**Material for the task:**

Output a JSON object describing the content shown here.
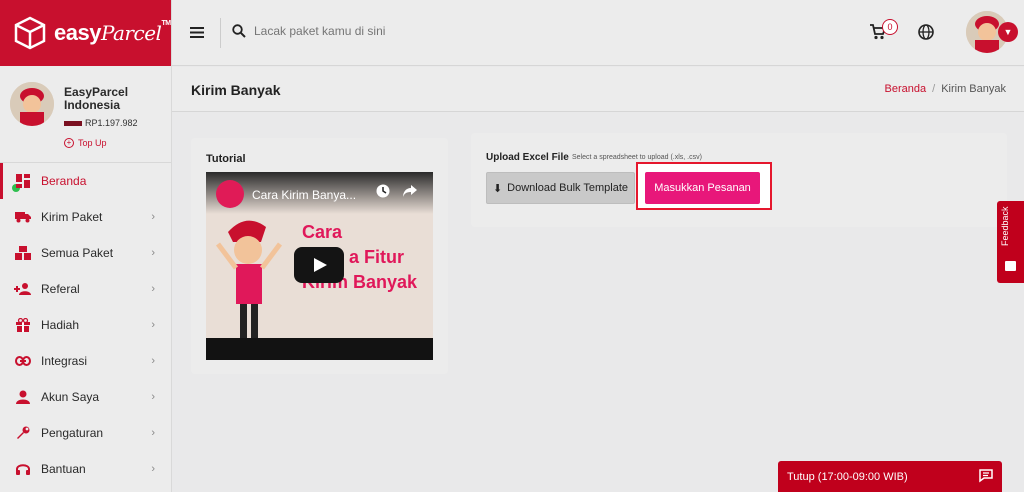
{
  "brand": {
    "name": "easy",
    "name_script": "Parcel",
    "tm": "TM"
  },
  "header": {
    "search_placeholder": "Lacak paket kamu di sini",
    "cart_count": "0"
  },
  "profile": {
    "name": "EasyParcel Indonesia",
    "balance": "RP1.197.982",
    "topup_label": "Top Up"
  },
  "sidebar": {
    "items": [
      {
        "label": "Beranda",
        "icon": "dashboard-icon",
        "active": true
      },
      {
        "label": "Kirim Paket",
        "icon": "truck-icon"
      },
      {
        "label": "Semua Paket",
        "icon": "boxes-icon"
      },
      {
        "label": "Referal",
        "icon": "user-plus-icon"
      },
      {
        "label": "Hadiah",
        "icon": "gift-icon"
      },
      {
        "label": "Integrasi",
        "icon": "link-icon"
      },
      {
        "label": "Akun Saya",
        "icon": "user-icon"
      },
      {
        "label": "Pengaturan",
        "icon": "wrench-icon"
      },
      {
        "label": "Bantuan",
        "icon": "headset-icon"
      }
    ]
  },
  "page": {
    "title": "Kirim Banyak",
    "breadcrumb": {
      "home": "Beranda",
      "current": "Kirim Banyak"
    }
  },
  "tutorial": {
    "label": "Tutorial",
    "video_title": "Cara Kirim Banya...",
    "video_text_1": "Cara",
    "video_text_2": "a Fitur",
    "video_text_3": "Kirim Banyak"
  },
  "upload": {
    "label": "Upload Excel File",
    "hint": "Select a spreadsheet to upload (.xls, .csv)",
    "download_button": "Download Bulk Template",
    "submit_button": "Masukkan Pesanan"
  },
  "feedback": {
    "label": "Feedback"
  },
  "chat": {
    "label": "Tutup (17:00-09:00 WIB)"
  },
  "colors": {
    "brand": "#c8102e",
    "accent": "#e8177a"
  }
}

**Exercise objective:** Return the whole listing, word for word, and leave out every picture.

**The output:**
Output a JSON object describing the content shown here.
{
  "brand": {
    "name": "easy",
    "name_script": "Parcel",
    "tm": "TM"
  },
  "header": {
    "search_placeholder": "Lacak paket kamu di sini",
    "cart_count": "0"
  },
  "profile": {
    "name": "EasyParcel Indonesia",
    "balance": "RP1.197.982",
    "topup_label": "Top Up"
  },
  "sidebar": {
    "items": [
      {
        "label": "Beranda",
        "icon": "dashboard-icon",
        "active": true
      },
      {
        "label": "Kirim Paket",
        "icon": "truck-icon"
      },
      {
        "label": "Semua Paket",
        "icon": "boxes-icon"
      },
      {
        "label": "Referal",
        "icon": "user-plus-icon"
      },
      {
        "label": "Hadiah",
        "icon": "gift-icon"
      },
      {
        "label": "Integrasi",
        "icon": "link-icon"
      },
      {
        "label": "Akun Saya",
        "icon": "user-icon"
      },
      {
        "label": "Pengaturan",
        "icon": "wrench-icon"
      },
      {
        "label": "Bantuan",
        "icon": "headset-icon"
      }
    ]
  },
  "page": {
    "title": "Kirim Banyak",
    "breadcrumb": {
      "home": "Beranda",
      "current": "Kirim Banyak"
    }
  },
  "tutorial": {
    "label": "Tutorial",
    "video_title": "Cara Kirim Banya...",
    "video_text_1": "Cara",
    "video_text_2": "a Fitur",
    "video_text_3": "Kirim Banyak"
  },
  "upload": {
    "label": "Upload Excel File",
    "hint": "Select a spreadsheet to upload (.xls, .csv)",
    "download_button": "Download Bulk Template",
    "submit_button": "Masukkan Pesanan"
  },
  "feedback": {
    "label": "Feedback"
  },
  "chat": {
    "label": "Tutup (17:00-09:00 WIB)"
  },
  "colors": {
    "brand": "#c8102e",
    "accent": "#e8177a"
  }
}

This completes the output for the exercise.